◆ **Exercise**: Write the data out again exactly, dropping any images it holds.

◆ **Data entries**:

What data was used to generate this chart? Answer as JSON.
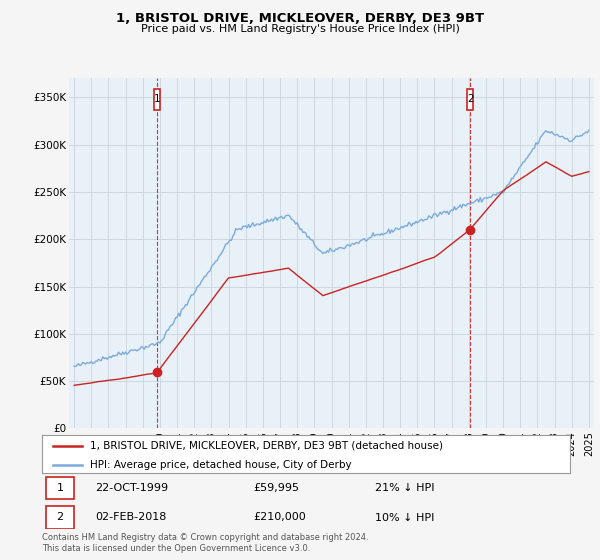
{
  "title": "1, BRISTOL DRIVE, MICKLEOVER, DERBY, DE3 9BT",
  "subtitle": "Price paid vs. HM Land Registry's House Price Index (HPI)",
  "legend_line1": "1, BRISTOL DRIVE, MICKLEOVER, DERBY, DE3 9BT (detached house)",
  "legend_line2": "HPI: Average price, detached house, City of Derby",
  "sale1_label": "1",
  "sale1_date": "22-OCT-1999",
  "sale1_price": "£59,995",
  "sale1_hpi": "21% ↓ HPI",
  "sale2_label": "2",
  "sale2_date": "02-FEB-2018",
  "sale2_price": "£210,000",
  "sale2_hpi": "10% ↓ HPI",
  "footer": "Contains HM Land Registry data © Crown copyright and database right 2024.\nThis data is licensed under the Open Government Licence v3.0.",
  "hpi_color": "#7aabdb",
  "price_color": "#cc2222",
  "marker_color": "#cc2222",
  "plot_bg_color": "#e8f0f8",
  "background_color": "#f5f5f5",
  "grid_color": "#c8d4e0",
  "ylim": [
    0,
    370000
  ],
  "yticks": [
    0,
    50000,
    100000,
    150000,
    200000,
    250000,
    300000,
    350000
  ],
  "ytick_labels": [
    "£0",
    "£50K",
    "£100K",
    "£150K",
    "£200K",
    "£250K",
    "£300K",
    "£350K"
  ],
  "sale1_year": 1999.81,
  "sale1_value": 59995,
  "sale2_year": 2018.09,
  "sale2_value": 210000,
  "xlim_left": 1994.7,
  "xlim_right": 2025.3
}
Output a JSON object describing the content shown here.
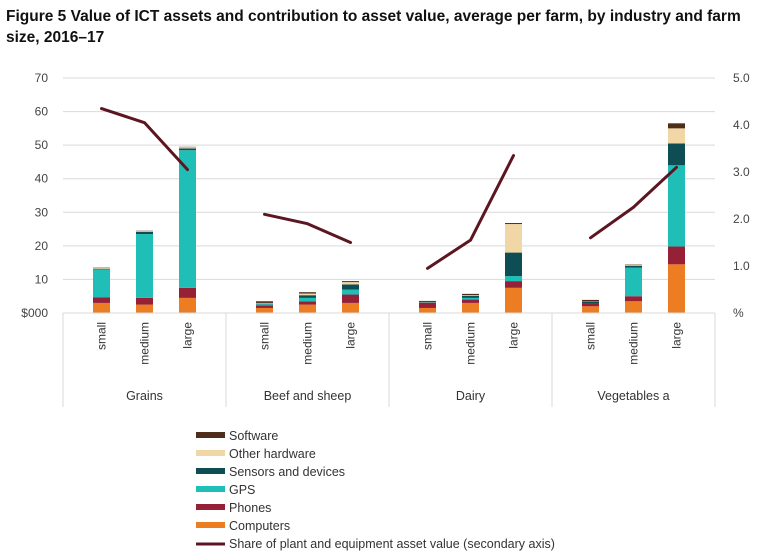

◆ **Response to this task**:
What data was used to generate this chart? Answer as JSON.
{
  "title": "1, BRISTOL DRIVE, MICKLEOVER, DERBY, DE3 9BT",
  "subtitle": "Price paid vs. HM Land Registry's House Price Index (HPI)",
  "legend_line1": "1, BRISTOL DRIVE, MICKLEOVER, DERBY, DE3 9BT (detached house)",
  "legend_line2": "HPI: Average price, detached house, City of Derby",
  "sale1_label": "1",
  "sale1_date": "22-OCT-1999",
  "sale1_price": "£59,995",
  "sale1_hpi": "21% ↓ HPI",
  "sale2_label": "2",
  "sale2_date": "02-FEB-2018",
  "sale2_price": "£210,000",
  "sale2_hpi": "10% ↓ HPI",
  "footer": "Contains HM Land Registry data © Crown copyright and database right 2024.\nThis data is licensed under the Open Government Licence v3.0.",
  "hpi_color": "#7aabdb",
  "price_color": "#cc2222",
  "marker_color": "#cc2222",
  "plot_bg_color": "#e8f0f8",
  "background_color": "#f5f5f5",
  "grid_color": "#c8d4e0",
  "ylim": [
    0,
    370000
  ],
  "yticks": [
    0,
    50000,
    100000,
    150000,
    200000,
    250000,
    300000,
    350000
  ],
  "ytick_labels": [
    "£0",
    "£50K",
    "£100K",
    "£150K",
    "£200K",
    "£250K",
    "£300K",
    "£350K"
  ],
  "sale1_year": 1999.81,
  "sale1_value": 59995,
  "sale2_year": 2018.09,
  "sale2_value": 210000,
  "xlim_left": 1994.7,
  "xlim_right": 2025.3
}
Output a JSON object describing the content shown here.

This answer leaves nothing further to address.